What is needed:
Look through the material and copy each line holding "ICAR".

Dataset records:
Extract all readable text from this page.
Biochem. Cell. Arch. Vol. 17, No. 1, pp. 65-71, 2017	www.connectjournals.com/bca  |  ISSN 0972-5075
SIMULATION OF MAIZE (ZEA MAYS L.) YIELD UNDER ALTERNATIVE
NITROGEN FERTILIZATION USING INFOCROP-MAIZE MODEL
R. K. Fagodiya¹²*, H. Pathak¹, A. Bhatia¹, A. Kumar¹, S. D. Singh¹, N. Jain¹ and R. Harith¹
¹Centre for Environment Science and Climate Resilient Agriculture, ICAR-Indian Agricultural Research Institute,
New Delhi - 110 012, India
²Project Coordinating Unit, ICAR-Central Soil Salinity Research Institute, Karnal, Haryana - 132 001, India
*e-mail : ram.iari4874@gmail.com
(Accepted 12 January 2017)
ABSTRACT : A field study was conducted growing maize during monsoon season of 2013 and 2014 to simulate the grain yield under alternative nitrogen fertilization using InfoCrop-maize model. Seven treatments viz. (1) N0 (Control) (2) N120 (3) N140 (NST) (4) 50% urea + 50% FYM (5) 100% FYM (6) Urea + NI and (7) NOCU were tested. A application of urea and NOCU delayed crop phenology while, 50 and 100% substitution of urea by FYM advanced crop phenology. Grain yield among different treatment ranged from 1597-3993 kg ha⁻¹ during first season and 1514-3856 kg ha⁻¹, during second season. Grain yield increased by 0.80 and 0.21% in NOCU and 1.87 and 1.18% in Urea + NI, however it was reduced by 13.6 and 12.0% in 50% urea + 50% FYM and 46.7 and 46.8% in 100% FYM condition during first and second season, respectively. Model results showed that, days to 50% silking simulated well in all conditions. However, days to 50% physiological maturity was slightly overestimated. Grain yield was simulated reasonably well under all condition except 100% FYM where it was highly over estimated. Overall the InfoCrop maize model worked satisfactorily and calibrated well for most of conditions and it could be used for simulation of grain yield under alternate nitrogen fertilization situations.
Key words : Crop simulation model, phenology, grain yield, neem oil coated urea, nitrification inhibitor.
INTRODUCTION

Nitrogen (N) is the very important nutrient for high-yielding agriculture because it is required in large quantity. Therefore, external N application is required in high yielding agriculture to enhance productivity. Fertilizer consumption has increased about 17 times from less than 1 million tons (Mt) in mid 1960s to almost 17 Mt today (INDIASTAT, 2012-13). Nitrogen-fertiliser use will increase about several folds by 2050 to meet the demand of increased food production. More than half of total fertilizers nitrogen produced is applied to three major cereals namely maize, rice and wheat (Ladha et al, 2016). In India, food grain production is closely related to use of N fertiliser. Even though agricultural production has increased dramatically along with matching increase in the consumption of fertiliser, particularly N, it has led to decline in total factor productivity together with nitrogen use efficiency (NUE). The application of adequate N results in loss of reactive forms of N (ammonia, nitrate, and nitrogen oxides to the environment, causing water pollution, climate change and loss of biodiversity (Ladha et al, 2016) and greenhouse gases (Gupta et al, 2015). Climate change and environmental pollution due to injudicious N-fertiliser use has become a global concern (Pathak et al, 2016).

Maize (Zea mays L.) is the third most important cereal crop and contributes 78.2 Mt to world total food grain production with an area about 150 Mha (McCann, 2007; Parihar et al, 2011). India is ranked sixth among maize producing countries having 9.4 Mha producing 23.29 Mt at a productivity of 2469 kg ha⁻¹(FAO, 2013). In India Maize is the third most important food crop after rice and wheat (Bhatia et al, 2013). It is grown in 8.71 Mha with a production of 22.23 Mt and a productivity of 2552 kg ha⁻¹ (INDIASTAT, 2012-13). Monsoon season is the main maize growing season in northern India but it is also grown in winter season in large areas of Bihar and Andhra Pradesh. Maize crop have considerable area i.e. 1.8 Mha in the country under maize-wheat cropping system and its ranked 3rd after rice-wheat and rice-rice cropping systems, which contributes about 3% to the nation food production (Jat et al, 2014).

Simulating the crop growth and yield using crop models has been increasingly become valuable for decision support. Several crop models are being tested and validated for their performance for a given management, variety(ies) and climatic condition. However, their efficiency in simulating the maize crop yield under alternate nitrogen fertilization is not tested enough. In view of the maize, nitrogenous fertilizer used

Expected answer:
¹Centre for Environment Science and Climate Resilient Agriculture, ICAR-Indian Agricultural Research Institute,
²Project Coordinating Unit, ICAR-Central Soil Salinity Research Institute, Karnal, Haryana - 132 001, India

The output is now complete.